# [EXCERPTED RECORDS]
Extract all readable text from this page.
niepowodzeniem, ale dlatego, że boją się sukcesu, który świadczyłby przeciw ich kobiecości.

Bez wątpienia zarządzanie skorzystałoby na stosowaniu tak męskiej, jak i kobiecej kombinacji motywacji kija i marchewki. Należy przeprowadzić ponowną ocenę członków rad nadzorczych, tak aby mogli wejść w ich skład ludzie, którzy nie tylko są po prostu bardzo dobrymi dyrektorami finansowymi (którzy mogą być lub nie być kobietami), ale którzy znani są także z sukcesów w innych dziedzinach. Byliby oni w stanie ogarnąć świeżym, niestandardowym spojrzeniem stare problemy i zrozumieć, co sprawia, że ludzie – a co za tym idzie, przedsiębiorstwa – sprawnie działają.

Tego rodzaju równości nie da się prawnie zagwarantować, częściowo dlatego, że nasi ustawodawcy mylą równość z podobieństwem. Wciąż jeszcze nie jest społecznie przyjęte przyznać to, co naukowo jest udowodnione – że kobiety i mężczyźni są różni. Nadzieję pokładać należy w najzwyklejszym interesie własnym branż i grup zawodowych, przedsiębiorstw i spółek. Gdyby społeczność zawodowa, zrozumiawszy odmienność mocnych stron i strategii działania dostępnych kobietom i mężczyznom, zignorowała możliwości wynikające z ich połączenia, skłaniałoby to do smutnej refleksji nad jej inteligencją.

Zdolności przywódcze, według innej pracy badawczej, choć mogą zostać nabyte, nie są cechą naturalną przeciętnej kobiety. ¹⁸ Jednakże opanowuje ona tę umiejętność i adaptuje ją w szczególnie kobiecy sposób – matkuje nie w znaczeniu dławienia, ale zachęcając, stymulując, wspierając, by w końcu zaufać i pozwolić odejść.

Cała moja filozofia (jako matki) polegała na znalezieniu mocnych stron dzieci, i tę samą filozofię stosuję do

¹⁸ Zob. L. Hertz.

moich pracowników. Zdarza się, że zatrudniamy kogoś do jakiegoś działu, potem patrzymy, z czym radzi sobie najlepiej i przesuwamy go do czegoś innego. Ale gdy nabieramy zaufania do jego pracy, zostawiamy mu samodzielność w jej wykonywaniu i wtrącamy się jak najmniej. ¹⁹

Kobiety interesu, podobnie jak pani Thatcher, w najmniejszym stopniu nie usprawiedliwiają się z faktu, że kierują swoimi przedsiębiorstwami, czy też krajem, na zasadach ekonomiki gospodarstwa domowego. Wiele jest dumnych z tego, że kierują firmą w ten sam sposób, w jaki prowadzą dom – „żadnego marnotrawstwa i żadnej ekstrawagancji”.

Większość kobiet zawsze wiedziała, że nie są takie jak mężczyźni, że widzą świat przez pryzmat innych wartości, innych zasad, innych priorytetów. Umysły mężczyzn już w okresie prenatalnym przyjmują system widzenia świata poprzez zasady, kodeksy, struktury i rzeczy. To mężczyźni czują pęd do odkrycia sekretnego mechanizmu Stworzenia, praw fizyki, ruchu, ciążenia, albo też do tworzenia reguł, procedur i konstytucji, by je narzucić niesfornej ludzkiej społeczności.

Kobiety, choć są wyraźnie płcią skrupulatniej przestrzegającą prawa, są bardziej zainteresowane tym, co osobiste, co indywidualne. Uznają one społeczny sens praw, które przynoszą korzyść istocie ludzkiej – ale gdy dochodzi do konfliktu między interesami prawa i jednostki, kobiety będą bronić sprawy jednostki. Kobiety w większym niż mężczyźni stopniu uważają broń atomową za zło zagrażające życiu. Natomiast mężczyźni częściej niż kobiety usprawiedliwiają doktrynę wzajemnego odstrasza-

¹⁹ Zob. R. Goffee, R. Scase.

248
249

# [YOUR INSTRUCTIONS]
Give every line of the material again, exactly as it reads.

# [REPLY]
Extract all readable text from this page.
niepowodzeniem, ale dlatego, że boją się sukcesu, który świadczyłby przeciw ich kobiecości.

Bez wątpienia zarządzanie skorzystałoby na stosowaniu tak męskiej, jak i kobiecej kombinacji motywacji kija i marchewki. Należy przeprowadzić ponowną ocenę członków rad nadzorczych, tak aby mogli wejść w ich skład ludzie, którzy nie tylko są po prostu bardzo dobrymi dyrektorami finansowymi (którzy mogą być lub nie być kobietami), ale którzy znani są także z sukcesów w innych dziedzinach. Byliby oni w stanie ogarnąć świeżym, niestandardowym spojrzeniem stare problemy i zrozumieć, co sprawia, że ludzie – a co za tym idzie, przedsiębiorstwa – sprawnie działają.

Tego rodzaju równości nie da się prawnie zagwarantować, częściowo dlatego, że nasi ustawodawcy mylą równość z podobieństwem. Wciąż jeszcze nie jest społecznie przyjęte przyznać to, co naukowo jest udowodnione – że kobiety i mężczyźni są różni. Nadzieję pokładać należy w najzwyklejszym interesie własnym branż i grup zawodowych, przedsiębiorstw i spółek. Gdyby społeczność zawodowa, zrozumiawszy odmienność mocnych stron i strategii działania dostępnych kobietom i mężczyznom, zignorowała możliwości wynikające z ich połączenia, skłaniałoby to do smutnej refleksji nad jej inteligencją.

Zdolności przywódcze, według innej pracy badawczej, choć mogą zostać nabyte, nie są cechą naturalną przeciętnej kobiety. ¹⁸ Jednakże opanowuje ona tę umiejętność i adaptuje ją w szczególnie kobiecy sposób – matkuje nie w znaczeniu dławienia, ale zachęcając, stymulując, wspierając, by w końcu zaufać i pozwolić odejść.

Cała moja filozofia (jako matki) polegała na znalezieniu mocnych stron dzieci, i tę samą filozofię stosuję do

¹⁸ Zob. L. Hertz.

moich pracowników. Zdarza się, że zatrudniamy kogoś do jakiegoś działu, potem patrzymy, z czym radzi sobie najlepiej i przesuwamy go do czegoś innego. Ale gdy nabieramy zaufania do jego pracy, zostawiamy mu samodzielność w jej wykonywaniu i wtrącamy się jak najmniej. ¹⁹

Kobiety interesu, podobnie jak pani Thatcher, w najmniejszym stopniu nie usprawiedliwiają się z faktu, że kierują swoimi przedsiębiorstwami, czy też krajem, na zasadach ekonomiki gospodarstwa domowego. Wiele jest dumnych z tego, że kierują firmą w ten sam sposób, w jaki prowadzą dom – „żadnego marnotrawstwa i żadnej ekstrawagancji”.

Większość kobiet zawsze wiedziała, że nie są takie jak mężczyźni, że widzą świat przez pryzmat innych wartości, innych zasad, innych priorytetów. Umysły mężczyzn już w okresie prenatalnym przyjmują system widzenia świata poprzez zasady, kodeksy, struktury i rzeczy. To mężczyźni czują pęd do odkrycia sekretnego mechanizmu Stworzenia, praw fizyki, ruchu, ciążenia, albo też do tworzenia reguł, procedur i konstytucji, by je narzucić niesfornej ludzkiej społeczności.

Kobiety, choć są wyraźnie płcią skrupulatniej przestrzegającą prawa, są bardziej zainteresowane tym, co osobiste, co indywidualne. Uznają one społeczny sens praw, które przynoszą korzyść istocie ludzkiej – ale gdy dochodzi do konfliktu między interesami prawa i jednostki, kobiety będą bronić sprawy jednostki. Kobiety w większym niż mężczyźni stopniu uważają broń atomową za zło zagrażające życiu. Natomiast mężczyźni częściej niż kobiety usprawiedliwiają doktrynę wzajemnego odstrasza-

¹⁹ Zob. R. Goffee, R. Scase.

248
249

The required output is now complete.